Written exercise = Your answer is a single number: how many lines hold the word "Mori"?

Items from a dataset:
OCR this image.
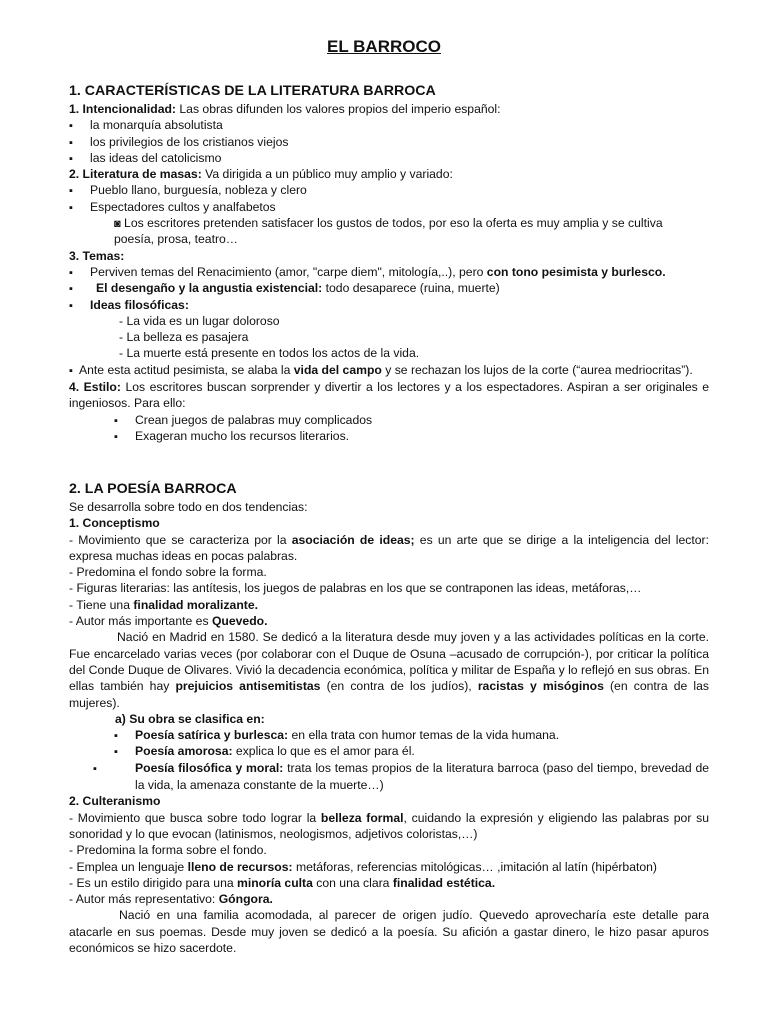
EL BARROCO
1. CARACTERÍSTICAS DE LA LITERATURA BARROCA
1. Intencionalidad: Las obras difunden los valores propios del imperio español:
▪ la monarquía absolutista
▪ los privilegios de los cristianos viejos
▪ las ideas del catolicismo
2. Literatura de masas: Va dirigida a un público muy amplio y variado:
▪ Pueblo llano, burguesía, nobleza y clero
▪ Espectadores cultos y analfabetos
◙ Los escritores pretenden satisfacer los gustos de todos, por eso la oferta es muy amplia y se cultiva
poesía, prosa, teatro…
3. Temas:
▪ Perviven temas del Renacimiento (amor, "carpe diem", mitología,..), pero con tono pesimista y burlesco.
▪ El desengaño y la angustia existencial: todo desaparece (ruina, muerte)
▪ Ideas filosóficas:
- La vida es un lugar doloroso
- La belleza es pasajera
- La muerte está presente en todos los actos de la vida.
▪  Ante esta actitud pesimista, se alaba la vida del campo y se rechazan los lujos de la corte (“aurea medriocritas”).
4. Estilo: Los escritores buscan sorprender y divertir a los lectores y a los espectadores. Aspiran a ser originales e ingeniosos. Para ello:
▪ Crean juegos de palabras muy complicados
▪ Exageran mucho los recursos literarios.
2. LA POESÍA BARROCA
Se desarrolla sobre todo en dos tendencias:
1. Conceptismo
- Movimiento que se caracteriza por la asociación de ideas; es un arte que se dirige a la inteligencia del lector: expresa muchas ideas en pocas palabras.
- Predomina el fondo sobre la forma.
- Figuras literarias: las antítesis, los juegos de palabras en los que se contraponen las ideas, metáforas,…
- Tiene una finalidad moralizante.
- Autor más importante es Quevedo.
Nació en Madrid en 1580. Se dedicó a la literatura desde muy joven y a las actividades políticas en la corte. Fue encarcelado varias veces (por colaborar con el Duque de Osuna –acusado de corrupción-), por criticar la política del Conde Duque de Olivares. Vivió la decadencia económica, política y militar de España y lo reflejó en sus obras. En ellas también hay prejuicios antisemitistas (en contra de los judíos), racistas y misóginos (en contra de las mujeres).
a) Su obra se clasifica en:
▪ Poesía satírica y burlesca: en ella trata con humor temas de la vida humana.
▪ Poesía amorosa: explica lo que es el amor para él.
▪ Poesía filosófica y moral: trata los temas propios de la literatura barroca (paso del tiempo, brevedad de la vida, la amenaza constante de la muerte…)
2. Culteranismo
- Movimiento que busca sobre todo lograr la belleza formal, cuidando la expresión y eligiendo las palabras por su sonoridad y lo que evocan (latinismos, neologismos, adjetivos coloristas,…)
- Predomina la forma sobre el fondo.
- Emplea un lenguaje lleno de recursos: metáforas, referencias mitológicas… ,imitación al latín (hipérbaton)
- Es un estilo dirigido para una minoría culta con una clara finalidad estética.
- Autor más representativo: Góngora.
Nació en una familia acomodada, al parecer de origen judío. Quevedo aprovecharía este detalle para atacarle en sus poemas. Desde muy joven se dedicó a la poesía. Su afición a gastar dinero, le hizo pasar apuros económicos se hizo sacerdote.
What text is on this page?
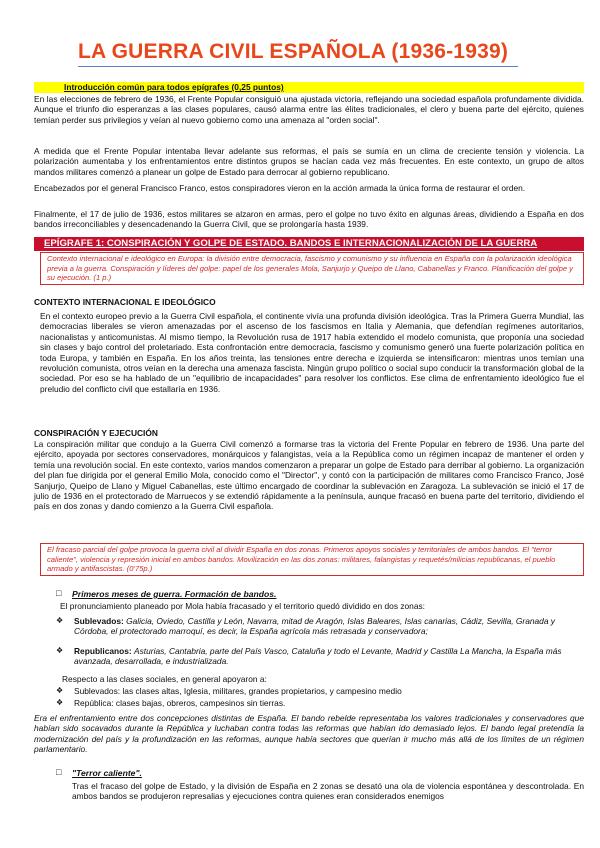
LA GUERRA CIVIL ESPAÑOLA (1936-1939)
Introducción común para todos epígrafes (0,25 puntos)
En las elecciones de febrero de 1936, el Frente Popular consiguió una ajustada victoria, reflejando una sociedad española profundamente dividida. Aunque el triunfo dio esperanzas a las clases populares, causó alarma entre las élites tradicionales, el clero y buena parte del ejército, quienes temían perder sus privilegios y veían al nuevo gobierno como una amenaza al "orden social".
A medida que el Frente Popular intentaba llevar adelante sus reformas, el país se sumía en un clima de creciente tensión y violencia. La polarización aumentaba y los enfrentamientos entre distintos grupos se hacían cada vez más frecuentes. En este contexto, un grupo de altos mandos militares comenzó a planear un golpe de Estado para derrocar al gobierno republicano.
Encabezados por el general Francisco Franco, estos conspiradores vieron en la acción armada la única forma de restaurar el orden.
Finalmente, el 17 de julio de 1936, estos militares se alzaron en armas, pero el golpe no tuvo éxito en algunas áreas, dividiendo a España en dos bandos irreconciliables y desencadenando la Guerra Civil, que se prolongaría hasta 1939.
EPÍGRAFE 1: CONSPIRACIÓN Y GOLPE DE ESTADO. BANDOS E INTERNACIONALIZACIÓN DE LA GUERRA
Contexto internacional e ideológico en Europa: la división entre democracia, fascismo y comunismo y su influencia en España con la polarización ideológica previa a la guerra. Conspiración y líderes del golpe: papel de los generales Mola, Sanjurjo y Queipo de Llano, Cabanellas y Franco. Planificación del golpe y su ejecución. (1 p.)
CONTEXTO INTERNACIONAL E IDEOLÓGICO
En el contexto europeo previo a la Guerra Civil española, el continente vivía una profunda división ideológica. Tras la Primera Guerra Mundial, las democracias liberales se vieron amenazadas por el ascenso de los fascismos en Italia y Alemania, que defendían regímenes autoritarios, nacionalistas y anticomunistas. Al mismo tiempo, la Revolución rusa de 1917 había extendido el modelo comunista, que proponía una sociedad sin clases y bajo control del proletariado. Esta confrontación entre democracia, fascismo y comunismo generó una fuerte polarización política en toda Europa, y también en España. En los años treinta, las tensiones entre derecha e izquierda se intensificaron: mientras unos temían una revolución comunista, otros veían en la derecha una amenaza fascista. Ningún grupo político o social supo conducir la transformación global de la sociedad. Por eso se ha hablado de un "equilibrio de incapacidades" para resolver los conflictos. Ese clima de enfrentamiento ideológico fue el preludio del conflicto civil que estallaría en 1936.
CONSPIRACIÓN Y EJECUCIÓN
La conspiración militar que condujo a la Guerra Civil comenzó a formarse tras la victoria del Frente Popular en febrero de 1936. Una parte del ejército, apoyada por sectores conservadores, monárquicos y falangistas, veía a la República como un régimen incapaz de mantener el orden y temía una revolución social. En este contexto, varios mandos comenzaron a preparar un golpe de Estado para derribar al gobierno. La organización del plan fue dirigida por el general Emilio Mola, conocido como el "Director", y contó con la participación de militares como Francisco Franco, José Sanjurjo, Queipo de Llano y Miguel Cabanellas, este último encargado de coordinar la sublevación en Zaragoza. La sublevación se inició el 17 de julio de 1936 en el protectorado de Marruecos y se extendió rápidamente a la península, aunque fracasó en buena parte del territorio, dividiendo el país en dos zonas y dando comienzo a la Guerra Civil española.
El fracaso parcial del golpe provoca la guerra civil al dividir España en dos zonas. Primeros apoyos sociales y territoriales de ambos bandos. El "terror caliente", violencia y represión inicial en ambos bandos. Movilización en las dos zonas: militares, falangistas y requetés/milicias republicanas, el pueblo armado y antifascistas. (0'75p.)
□ Primeros meses de guerra. Formación de bandos.
El pronunciamiento planeado por Mola había fracasado y el territorio quedó dividido en dos zonas:
❖ Sublevados: Galicia, Oviedo, Castilla y León, Navarra, mitad de Aragón, Islas Baleares, Islas canarias, Cádiz, Sevilla, Granada y Córdoba, el protectorado marroquí, es decir, la España agrícola más retrasada y conservadora;
❖ Republicanos: Asturias, Cantabria, parte del País Vasco, Cataluña y todo el Levante, Madrid y Castilla La Mancha, la España más avanzada, desarrollada, e industrializada.
Respecto a las clases sociales, en general apoyaron a:
❖ Sublevados: las clases altas, Iglesia, militares, grandes propietarios, y campesino medio
❖ República: clases bajas, obreros, campesinos sin tierras.
Era el enfrentamiento entre dos concepciones distintas de España. El bando rebelde representaba los valores tradicionales y conservadores que habían sido socavados durante la República y luchaban contra todas las reformas que habían ido demasiado lejos. El bando legal pretendía la modernización del país y la profundización en las reformas, aunque había sectores que querían ir mucho más allá de los límites de un régimen parlamentario.
□ "Terror caliente".
Tras el fracaso del golpe de Estado, y la división de España en 2 zonas se desató una ola de violencia espontánea y descontrolada. En ambos bandos se produjeron represalias y ejecuciones contra quienes eran considerados enemigos
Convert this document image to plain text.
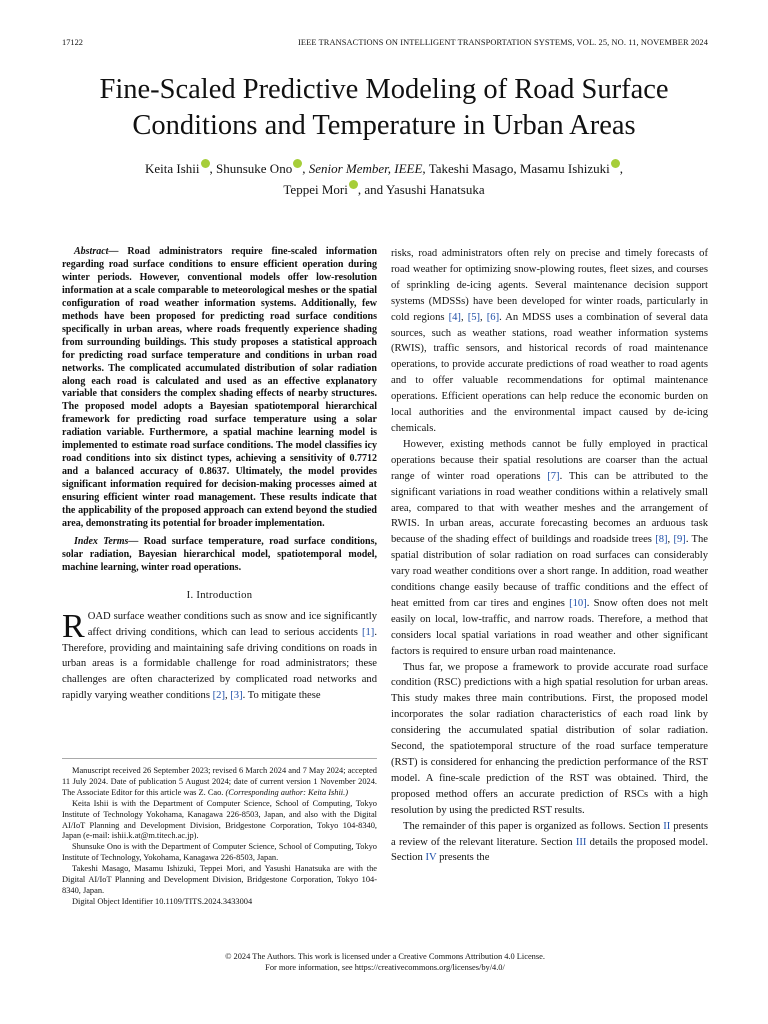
17122	IEEE TRANSACTIONS ON INTELLIGENT TRANSPORTATION SYSTEMS, VOL. 25, NO. 11, NOVEMBER 2024
Fine-Scaled Predictive Modeling of Road Surface
Conditions and Temperature in Urban Areas
Keita Ishii , Shunsuke Ono , Senior Member, IEEE, Takeshi Masago, Masamu Ishizuki ,
Teppei Mori , and Yasushi Hanatsuka

Abstract— Road administrators require fine-scaled information regarding road surface conditions to ensure efficient operation during winter periods. However, conventional models offer low-resolution information at a scale comparable to meteorological meshes or the spatial configuration of road weather information systems. Additionally, few methods have been proposed for predicting road surface conditions specifically in urban areas, where roads frequently experience shading from surrounding buildings. This study proposes a statistical approach for predicting road surface temperature and conditions in urban road networks. The complicated accumulated distribution of solar radiation along each road is calculated and used as an effective explanatory variable that considers the complex shading effects of nearby structures. The proposed model adopts a Bayesian spatiotemporal hierarchical framework for predicting road surface temperature using a solar radiation variable. Furthermore, a spatial machine learning model is implemented to estimate road surface conditions. The model classifies icy road conditions into six distinct types, achieving a sensitivity of 0.7712 and a balanced accuracy of 0.8637. Ultimately, the model provides significant information required for decision-making processes aimed at ensuring efficient winter road management. These results indicate that the applicability of the proposed approach can extend beyond the studied area, demonstrating its potential for broader implementation.

Index Terms— Road surface temperature, road surface conditions, solar radiation, Bayesian hierarchical model, spatiotemporal model, machine learning, winter road operations.

I. Introduction

ROAD surface weather conditions such as snow and ice significantly affect driving conditions, which can lead to serious accidents [1]. Therefore, providing and maintaining safe driving conditions on roads in urban areas is a formidable challenge for road administrators; these challenges are often characterized by complicated road networks and rapidly varying weather conditions [2], [3]. To mitigate these

Manuscript received 26 September 2023; revised 6 March 2024 and 7 May 2024; accepted 11 July 2024. Date of publication 5 August 2024; date of current version 1 November 2024. The Associate Editor for this article was Z. Cao. (Corresponding author: Keita Ishii.)

Keita Ishii is with the Department of Computer Science, School of Computing, Tokyo Institute of Technology Yokohama, Kanagawa 226-8503, Japan, and also with the Digital AI/IoT Planning and Development Division, Bridgestone Corporation, Tokyo 104-8340, Japan (e-mail: ishii.k.at@m.titech.ac.jp).

Shunsuke Ono is with the Department of Computer Science, School of Computing, Tokyo Institute of Technology, Yokohama, Kanagawa 226-8503, Japan.

Takeshi Masago, Masamu Ishizuki, Teppei Mori, and Yasushi Hanatsuka are with the Digital AI/IoT Planning and Development Division, Bridgestone Corporation, Tokyo 104-8340, Japan.

Digital Object Identifier 10.1109/TITS.2024.3433004

risks, road administrators often rely on precise and timely forecasts of road weather for optimizing snow-plowing routes, fleet sizes, and courses of sprinkling de-icing agents. Several maintenance decision support systems (MDSSs) have been developed for winter roads, particularly in cold regions [4], [5], [6]. An MDSS uses a combination of several data sources, such as weather stations, road weather information systems (RWIS), traffic sensors, and historical records of road maintenance operations, to provide accurate predictions of road weather to road agents and to offer valuable recommendations for optimal maintenance operations. Efficient operations can help reduce the economic burden on local authorities and the environmental impact caused by de-icing chemicals.

However, existing methods cannot be fully employed in practical operations because their spatial resolutions are coarser than the actual range of winter road operations [7]. This can be attributed to the significant variations in road weather conditions within a relatively small area, compared to that with weather meshes and the arrangement of RWIS. In urban areas, accurate forecasting becomes an arduous task because of the shading effect of buildings and roadside trees [8], [9]. The spatial distribution of solar radiation on road surfaces can considerably vary road weather conditions over a short range. In addition, road weather conditions change easily because of traffic conditions and the effect of heat emitted from car tires and engines [10]. Snow often does not melt easily on local, low-traffic, and narrow roads. Therefore, a method that considers local spatial variations in road weather and other significant factors is required to ensure urban road maintenance.

Thus far, we propose a framework to provide accurate road surface condition (RSC) predictions with a high spatial resolution for urban areas. This study makes three main contributions. First, the proposed model incorporates the solar radiation characteristics of each road link by considering the accumulated spatial distribution of solar radiation. Second, the spatiotemporal structure of the road surface temperature (RST) is considered for enhancing the prediction performance of the RST model. A fine-scale prediction of the RST was obtained. Third, the proposed method offers an accurate prediction of RSCs with a high resolution by using the predicted RST results.

The remainder of this paper is organized as follows. Section II presents a review of the relevant literature. Section III details the proposed model. Section IV presents the

© 2024 The Authors. This work is licensed under a Creative Commons Attribution 4.0 License.
For more information, see https://creativecommons.org/licenses/by/4.0/
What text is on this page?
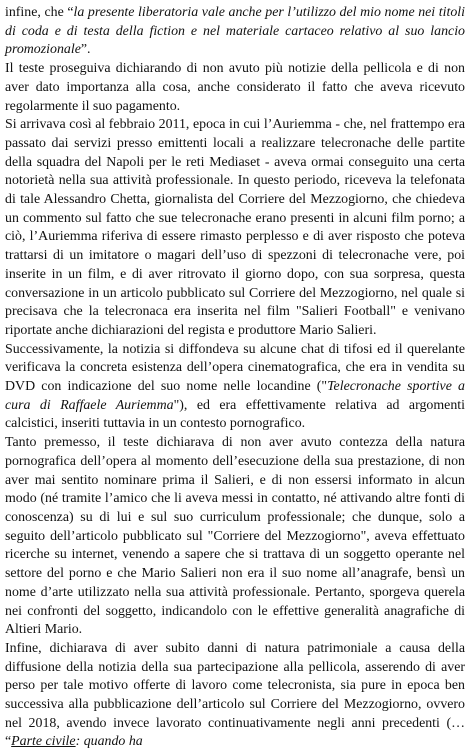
infine, che “la presente liberatoria vale anche per l’utilizzo del mio nome nei titoli di coda e di testa della fiction e nel materiale cartaceo relativo al suo lancio promozionale”.

Il teste proseguiva dichiarando di non avuto più notizie della pellicola e di non aver dato importanza alla cosa, anche considerato il fatto che aveva ricevuto regolarmente il suo pagamento.

Si arrivava così al febbraio 2011, epoca in cui l’Auriemma - che, nel frattempo era passato dai servizi presso emittenti locali a realizzare telecronache delle partite della squadra del Napoli per le reti Mediaset - aveva ormai conseguito una certa notorietà nella sua attività professionale. In questo periodo, riceveva la telefonata di tale Alessandro Chetta, giornalista del Corriere del Mezzogiorno, che chiedeva un commento sul fatto che sue telecronache erano presenti in alcuni film porno; a ciò, l’Auriemma riferiva di essere rimasto perplesso e di aver risposto che poteva trattarsi di un imitatore o magari dell’uso di spezzoni di telecronache vere, poi inserite in un film, e di aver ritrovato il giorno dopo, con sua sorpresa, questa conversazione in un articolo pubblicato sul Corriere del Mezzogiorno, nel quale si precisava che la telecronaca era inserita nel film "Salieri Football" e venivano riportate anche dichiarazioni del regista e produttore Mario Salieri.

Successivamente, la notizia si diffondeva su alcune chat di tifosi ed il querelante verificava la concreta esistenza dell’opera cinematografica, che era in vendita su DVD con indicazione del suo nome nelle locandine ("Telecronache sportive a cura di Raffaele Auriemma"), ed era effettivamente relativa ad argomenti calcistici, inseriti tuttavia in un contesto pornografico.

Tanto premesso, il teste dichiarava di non aver avuto contezza della natura pornografica dell’opera al momento dell’esecuzione della sua prestazione, di non aver mai sentito nominare prima il Salieri, e di non essersi informato in alcun modo (né tramite l’amico che li aveva messi in contatto, né attivando altre fonti di conoscenza) su di lui e sul suo curriculum professionale; che dunque, solo a seguito dell’articolo pubblicato sul "Corriere del Mezzogiorno", aveva effettuato ricerche su internet, venendo a sapere che si trattava di un soggetto operante nel settore del porno e che Mario Salieri non era il suo nome all’anagrafe, bensì un nome d’arte utilizzato nella sua attività professionale. Pertanto, sporgeva querela nei confronti del soggetto, indicandolo con le effettive generalità anagrafiche di Altieri Mario.

Infine, dichiarava di aver subito danni di natura patrimoniale a causa della diffusione della notizia della sua partecipazione alla pellicola, asserendo di aver perso per tale motivo offerte di lavoro come telecronista, sia pure in epoca ben successiva alla pubblicazione dell’articolo sul Corriere del Mezzogiorno, ovvero nel 2018, avendo invece lavorato continuativamente negli anni precedenti (… “Parte civile: quando ha
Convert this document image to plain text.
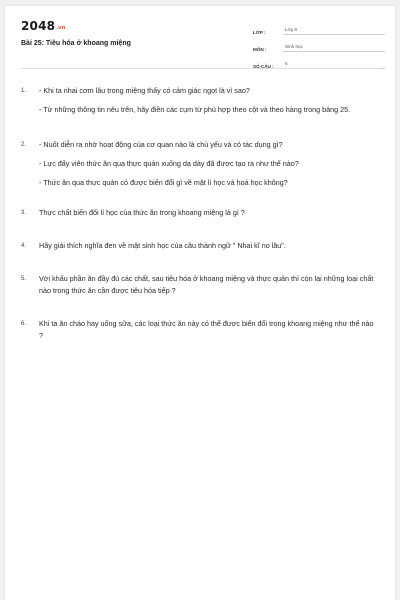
2048.vn
Bài 25: Tiêu hóa ở khoang miệng
LỚP :
Lớp 8
MÔN :
Sinh học
SỐ CÂU :
6
1.	- Khi ta nhai cơm lâu trong miệng thấy có cảm giác ngọt là vì sao?

- Từ những thông tin nêu trên, hãy điền các cụm từ phù hợp theo cột và theo hàng trong bảng 25.

2.	- Nuốt diễn ra nhờ hoạt động của cơ quan nào là chủ yếu và có tác dụng gì?

- Lực đẩy viên thức ăn qua thực quản xuống dạ dày đã được tạo ra như thế nào?

- Thức ăn qua thực quản có được biến đổi gì về mặt lí học và hoá học không?

3.	Thực chất biến đổi lí học của thức ăn trong khoang miệng là gì ?

4.	Hãy giải thích nghĩa đen về mặt sinh học của câu thành ngữ " Nhai kĩ no lâu".

5.	Với khẩu phần ăn đầy đủ các chất, sau tiêu hóa ở khoang miệng và thực quản thì còn lại những loại chất nào trong thức ăn cần được tiêu hóa tiếp ?

6.	Khi ta ăn cháo hay uống sữa, các loại thức ăn này có thể được biến đổi trong khoang miệng như thế nào ?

Written answer = 2